Collection entries:
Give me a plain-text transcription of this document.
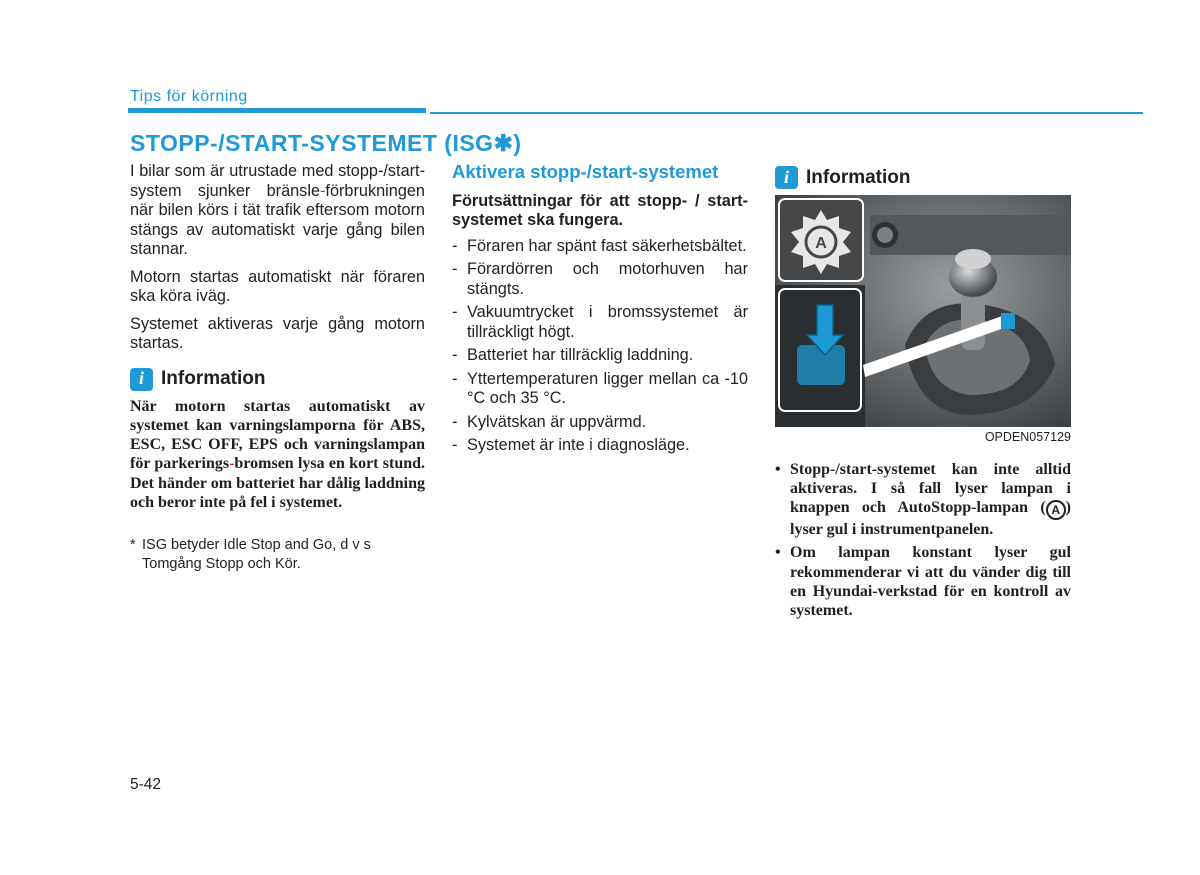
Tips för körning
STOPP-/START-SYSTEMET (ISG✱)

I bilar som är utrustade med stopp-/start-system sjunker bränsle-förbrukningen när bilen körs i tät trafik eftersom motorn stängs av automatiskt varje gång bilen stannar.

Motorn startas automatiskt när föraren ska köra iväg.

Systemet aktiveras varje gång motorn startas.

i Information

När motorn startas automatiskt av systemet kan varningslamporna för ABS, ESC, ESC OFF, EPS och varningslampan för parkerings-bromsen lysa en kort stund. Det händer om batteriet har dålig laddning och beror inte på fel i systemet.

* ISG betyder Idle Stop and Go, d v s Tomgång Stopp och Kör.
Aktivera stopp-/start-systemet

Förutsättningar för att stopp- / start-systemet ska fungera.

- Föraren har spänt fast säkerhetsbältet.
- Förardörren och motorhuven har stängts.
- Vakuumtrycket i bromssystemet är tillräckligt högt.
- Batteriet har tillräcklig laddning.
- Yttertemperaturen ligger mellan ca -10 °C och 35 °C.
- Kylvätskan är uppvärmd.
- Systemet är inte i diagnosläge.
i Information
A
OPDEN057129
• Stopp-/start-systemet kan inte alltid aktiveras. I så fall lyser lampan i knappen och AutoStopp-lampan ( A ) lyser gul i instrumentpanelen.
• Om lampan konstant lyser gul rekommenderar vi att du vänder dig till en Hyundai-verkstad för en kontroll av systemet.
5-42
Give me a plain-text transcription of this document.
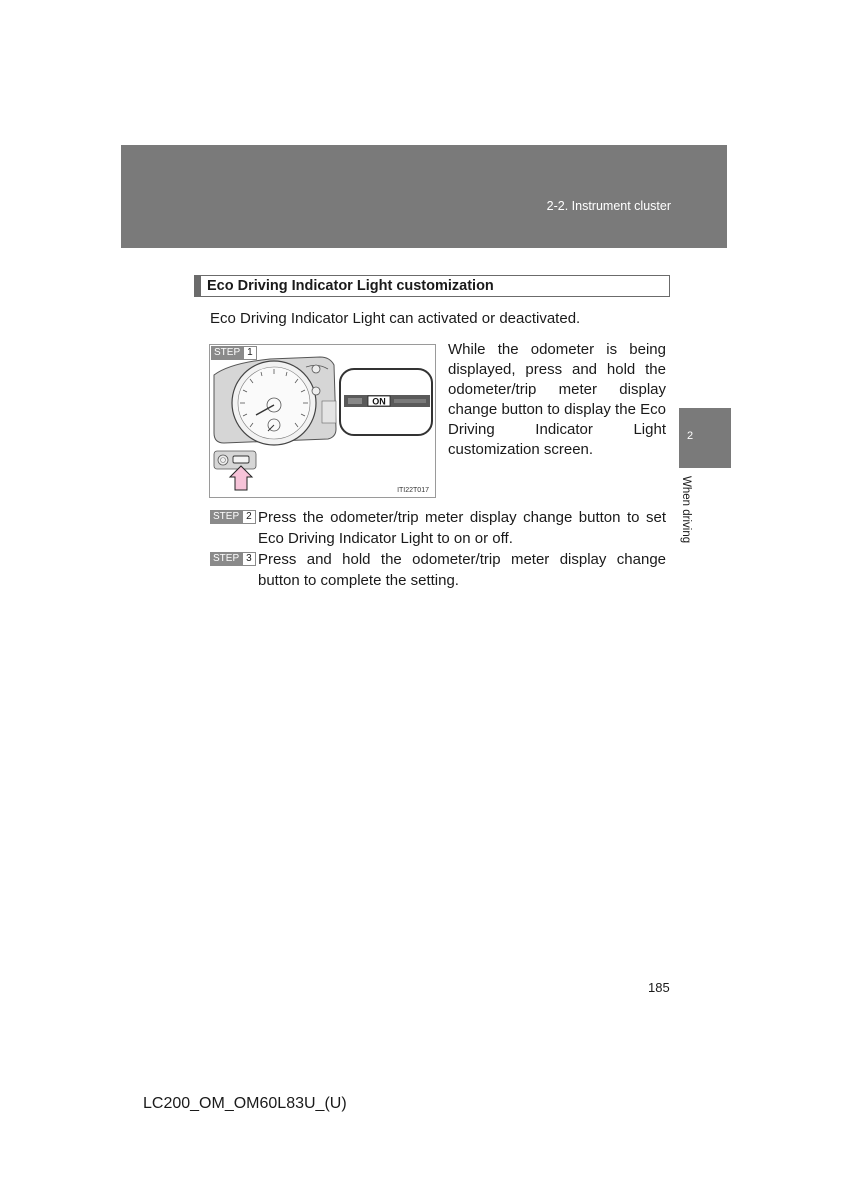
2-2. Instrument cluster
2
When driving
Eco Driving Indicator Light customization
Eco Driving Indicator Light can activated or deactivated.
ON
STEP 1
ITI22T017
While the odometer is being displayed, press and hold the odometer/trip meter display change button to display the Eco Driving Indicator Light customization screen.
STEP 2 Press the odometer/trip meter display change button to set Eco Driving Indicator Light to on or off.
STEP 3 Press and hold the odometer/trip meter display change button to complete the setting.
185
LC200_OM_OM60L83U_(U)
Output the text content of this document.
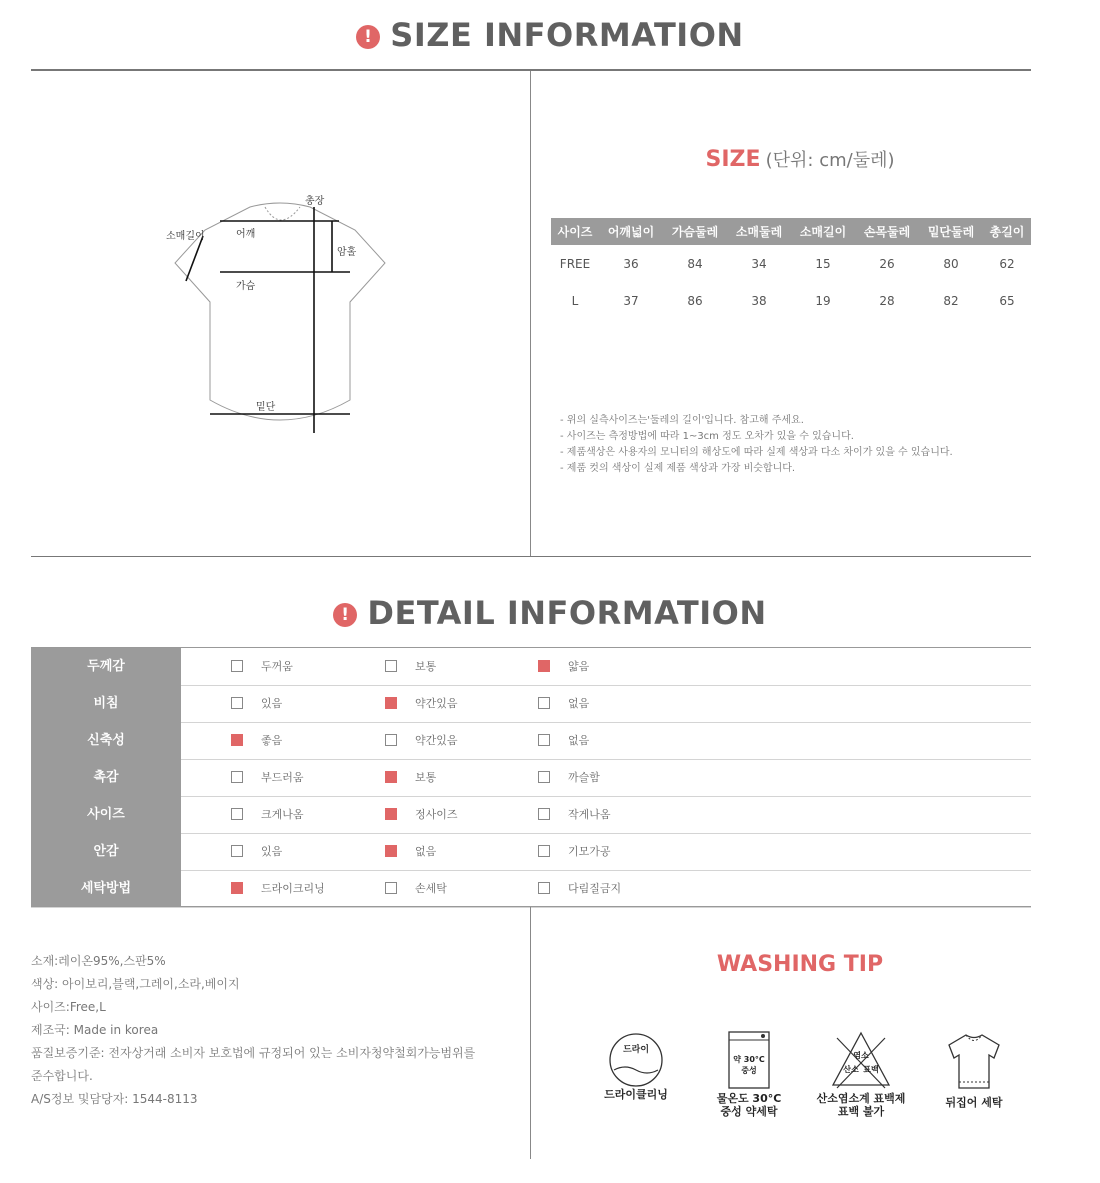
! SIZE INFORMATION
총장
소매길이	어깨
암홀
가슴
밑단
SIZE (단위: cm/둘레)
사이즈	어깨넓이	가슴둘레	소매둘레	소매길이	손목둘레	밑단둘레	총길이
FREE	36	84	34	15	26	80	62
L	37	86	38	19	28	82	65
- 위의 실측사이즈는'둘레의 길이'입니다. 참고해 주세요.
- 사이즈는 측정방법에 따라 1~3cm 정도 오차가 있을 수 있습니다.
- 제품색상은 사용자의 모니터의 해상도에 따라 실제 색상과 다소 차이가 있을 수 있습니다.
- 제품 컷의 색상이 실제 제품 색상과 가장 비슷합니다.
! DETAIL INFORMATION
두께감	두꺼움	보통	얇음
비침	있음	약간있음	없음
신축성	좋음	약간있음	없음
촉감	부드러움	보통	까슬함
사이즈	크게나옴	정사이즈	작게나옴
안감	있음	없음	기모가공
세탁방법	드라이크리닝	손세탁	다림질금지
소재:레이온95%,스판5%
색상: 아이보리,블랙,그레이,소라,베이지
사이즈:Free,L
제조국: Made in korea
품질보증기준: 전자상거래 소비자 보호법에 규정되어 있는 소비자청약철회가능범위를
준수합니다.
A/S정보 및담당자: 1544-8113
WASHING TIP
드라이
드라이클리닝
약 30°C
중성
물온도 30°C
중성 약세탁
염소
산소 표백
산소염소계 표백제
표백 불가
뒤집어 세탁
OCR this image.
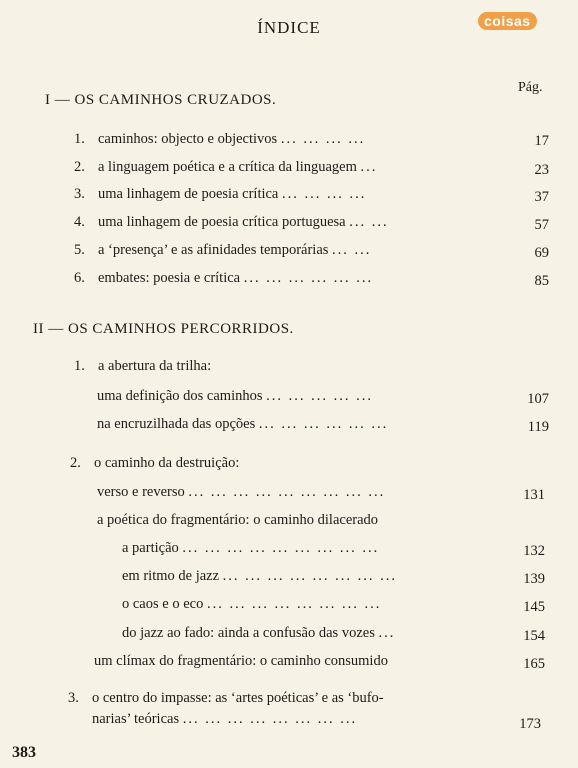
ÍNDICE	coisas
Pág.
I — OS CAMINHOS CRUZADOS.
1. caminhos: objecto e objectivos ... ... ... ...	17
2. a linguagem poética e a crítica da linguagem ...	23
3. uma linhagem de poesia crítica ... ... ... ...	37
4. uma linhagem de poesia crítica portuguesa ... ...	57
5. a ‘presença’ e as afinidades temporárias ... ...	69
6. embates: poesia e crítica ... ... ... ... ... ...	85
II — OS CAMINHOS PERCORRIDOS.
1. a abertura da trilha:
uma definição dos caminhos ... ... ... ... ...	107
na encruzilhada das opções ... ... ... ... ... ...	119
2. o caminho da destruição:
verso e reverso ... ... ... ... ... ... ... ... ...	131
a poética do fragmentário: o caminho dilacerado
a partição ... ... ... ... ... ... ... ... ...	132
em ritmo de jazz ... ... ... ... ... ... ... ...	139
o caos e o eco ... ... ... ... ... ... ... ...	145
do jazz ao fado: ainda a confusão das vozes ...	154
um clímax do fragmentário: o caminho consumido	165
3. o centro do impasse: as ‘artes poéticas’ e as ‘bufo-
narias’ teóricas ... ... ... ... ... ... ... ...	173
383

Stated goal:
Which lines contain "jazz"? Copy each of them out.

Final result:
em ritmo de jazz ... ... ... ... ... ... ... ...	139
do jazz ao fado: ainda a confusão das vozes ...	154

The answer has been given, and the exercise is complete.